What you have to do:
From the listing that follows, output everything exactly except the pictures.
------ Data entries
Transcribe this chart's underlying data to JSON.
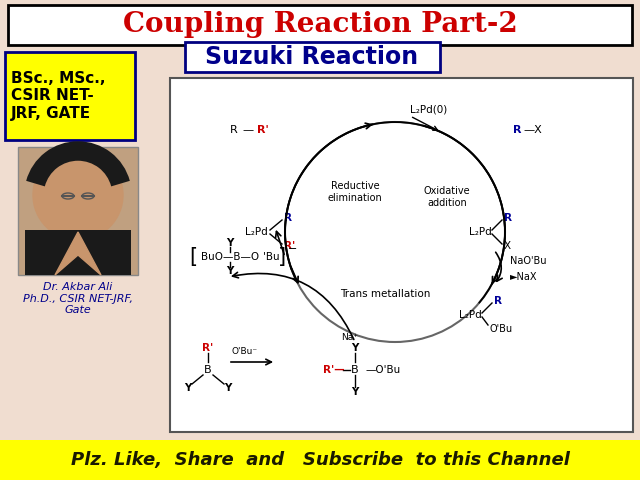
{
  "bg_color": "#f0ddd0",
  "title": "Coupling Reaction Part-2",
  "title_color": "#cc0000",
  "title_fontsize": 20,
  "title_bg": "#ffffff",
  "subtitle": "Suzuki Reaction",
  "subtitle_color": "#00008b",
  "subtitle_fontsize": 17,
  "subtitle_bg": "#ffffff",
  "badge_bg": "#ffff00",
  "badge_text": "BSc., MSc.,\nCSIR NET-\nJRF, GATE",
  "badge_color": "#000000",
  "badge_fontsize": 11,
  "footer_text": "Plz. Like,  Share  and   Subscribe  to this Channel",
  "footer_color": "#1a1a00",
  "footer_bg": "#ffff00",
  "footer_fontsize": 13,
  "dr_text": "Dr. Akbar Ali\nPh.D., CSIR NET-JRF,\nGate",
  "dr_color": "#00008b",
  "dr_fontsize": 8,
  "diagram_bg": "#ffffff",
  "blue_color": "#000099",
  "red_color": "#cc0000",
  "black_color": "#000000",
  "gray_color": "#555555"
}
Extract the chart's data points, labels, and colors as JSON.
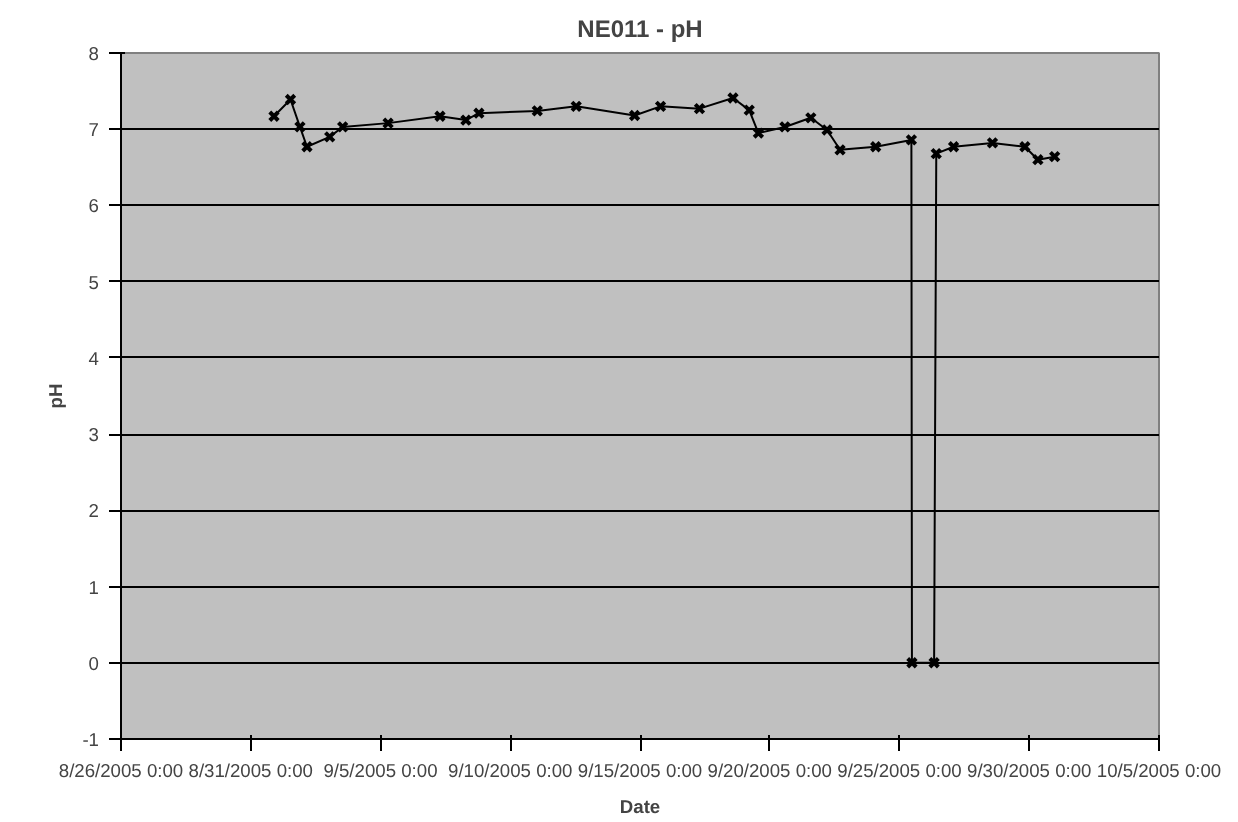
{
  "chart_data": {
    "type": "line",
    "title": "NE011 - pH",
    "xlabel": "Date",
    "ylabel": "pH",
    "x": [
      "2005-08-31T21:30",
      "2005-09-01T12:45",
      "2005-09-01T21:30",
      "2005-09-02T04:00",
      "2005-09-03T01:00",
      "2005-09-03T13:00",
      "2005-09-05T07:00",
      "2005-09-07T07:00",
      "2005-09-08T07:00",
      "2005-09-08T19:00",
      "2005-09-11T01:00",
      "2005-09-12T13:00",
      "2005-09-14T19:00",
      "2005-09-15T19:00",
      "2005-09-17T07:00",
      "2005-09-18T14:00",
      "2005-09-19T05:00",
      "2005-09-19T13:30",
      "2005-09-20T14:00",
      "2005-09-21T14:00",
      "2005-09-22T05:00",
      "2005-09-22T17:00",
      "2005-09-24T02:00",
      "2005-09-25T11:00",
      "2005-09-25T11:30",
      "2005-09-26T08:00",
      "2005-09-26T10:00",
      "2005-09-27T02:00",
      "2005-09-28T14:00",
      "2005-09-29T20:00",
      "2005-09-30T08:00",
      "2005-09-30T23:30"
    ],
    "series": [
      {
        "color": "#000000",
        "values": [
          7.17,
          7.39,
          7.03,
          6.77,
          6.9,
          7.03,
          7.08,
          7.17,
          7.12,
          7.21,
          7.24,
          7.3,
          7.18,
          7.3,
          7.27,
          7.41,
          7.25,
          6.95,
          7.03,
          7.15,
          6.99,
          6.73,
          6.77,
          6.86,
          0,
          0,
          6.68,
          6.77,
          6.82,
          6.77,
          6.6,
          6.64
        ]
      }
    ],
    "xlim": [
      "2005-08-26",
      "2005-10-05"
    ],
    "xticks": [
      {
        "value": "2005-08-26",
        "label": "8/26/2005 0:00"
      },
      {
        "value": "2005-08-31",
        "label": "8/31/2005 0:00"
      },
      {
        "value": "2005-09-05",
        "label": "9/5/2005 0:00"
      },
      {
        "value": "2005-09-10",
        "label": "9/10/2005 0:00"
      },
      {
        "value": "2005-09-15",
        "label": "9/15/2005 0:00"
      },
      {
        "value": "2005-09-20",
        "label": "9/20/2005 0:00"
      },
      {
        "value": "2005-09-25",
        "label": "9/25/2005 0:00"
      },
      {
        "value": "2005-09-30",
        "label": "9/30/2005 0:00"
      },
      {
        "value": "2005-10-05",
        "label": "10/5/2005 0:00"
      }
    ],
    "ylim": [
      -1,
      8
    ],
    "yticks": [
      -1,
      0,
      1,
      2,
      3,
      4,
      5,
      6,
      7,
      8
    ],
    "grid": "y",
    "marker": "cross",
    "line_style": "solid"
  }
}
------------
Result for this task:
Transcribe this chart's underlying data to JSON.
{
  "bg_color": "#f0ddd0",
  "title": "Coupling Reaction Part-2",
  "title_color": "#cc0000",
  "title_fontsize": 20,
  "title_bg": "#ffffff",
  "subtitle": "Suzuki Reaction",
  "subtitle_color": "#00008b",
  "subtitle_fontsize": 17,
  "subtitle_bg": "#ffffff",
  "badge_bg": "#ffff00",
  "badge_text": "BSc., MSc.,\nCSIR NET-\nJRF, GATE",
  "badge_color": "#000000",
  "badge_fontsize": 11,
  "footer_text": "Plz. Like,  Share  and   Subscribe  to this Channel",
  "footer_color": "#1a1a00",
  "footer_bg": "#ffff00",
  "footer_fontsize": 13,
  "dr_text": "Dr. Akbar Ali\nPh.D., CSIR NET-JRF,\nGate",
  "dr_color": "#00008b",
  "dr_fontsize": 8,
  "diagram_bg": "#ffffff",
  "blue_color": "#000099",
  "red_color": "#cc0000",
  "black_color": "#000000",
  "gray_color": "#555555"
}
Extract the chart's data points, labels, and colors as JSON.
{
  "chart_data": {
    "type": "line",
    "title": "NE011 - pH",
    "xlabel": "Date",
    "ylabel": "pH",
    "x": [
      "2005-08-31T21:30",
      "2005-09-01T12:45",
      "2005-09-01T21:30",
      "2005-09-02T04:00",
      "2005-09-03T01:00",
      "2005-09-03T13:00",
      "2005-09-05T07:00",
      "2005-09-07T07:00",
      "2005-09-08T07:00",
      "2005-09-08T19:00",
      "2005-09-11T01:00",
      "2005-09-12T13:00",
      "2005-09-14T19:00",
      "2005-09-15T19:00",
      "2005-09-17T07:00",
      "2005-09-18T14:00",
      "2005-09-19T05:00",
      "2005-09-19T13:30",
      "2005-09-20T14:00",
      "2005-09-21T14:00",
      "2005-09-22T05:00",
      "2005-09-22T17:00",
      "2005-09-24T02:00",
      "2005-09-25T11:00",
      "2005-09-25T11:30",
      "2005-09-26T08:00",
      "2005-09-26T10:00",
      "2005-09-27T02:00",
      "2005-09-28T14:00",
      "2005-09-29T20:00",
      "2005-09-30T08:00",
      "2005-09-30T23:30"
    ],
    "series": [
      {
        "color": "#000000",
        "values": [
          7.17,
          7.39,
          7.03,
          6.77,
          6.9,
          7.03,
          7.08,
          7.17,
          7.12,
          7.21,
          7.24,
          7.3,
          7.18,
          7.3,
          7.27,
          7.41,
          7.25,
          6.95,
          7.03,
          7.15,
          6.99,
          6.73,
          6.77,
          6.86,
          0,
          0,
          6.68,
          6.77,
          6.82,
          6.77,
          6.6,
          6.64
        ]
      }
    ],
    "xlim": [
      "2005-08-26",
      "2005-10-05"
    ],
    "xticks": [
      {
        "value": "2005-08-26",
        "label": "8/26/2005 0:00"
      },
      {
        "value": "2005-08-31",
        "label": "8/31/2005 0:00"
      },
      {
        "value": "2005-09-05",
        "label": "9/5/2005 0:00"
      },
      {
        "value": "2005-09-10",
        "label": "9/10/2005 0:00"
      },
      {
        "value": "2005-09-15",
        "label": "9/15/2005 0:00"
      },
      {
        "value": "2005-09-20",
        "label": "9/20/2005 0:00"
      },
      {
        "value": "2005-09-25",
        "label": "9/25/2005 0:00"
      },
      {
        "value": "2005-09-30",
        "label": "9/30/2005 0:00"
      },
      {
        "value": "2005-10-05",
        "label": "10/5/2005 0:00"
      }
    ],
    "ylim": [
      -1,
      8
    ],
    "yticks": [
      -1,
      0,
      1,
      2,
      3,
      4,
      5,
      6,
      7,
      8
    ],
    "grid": "y",
    "marker": "cross",
    "line_style": "solid"
  }
}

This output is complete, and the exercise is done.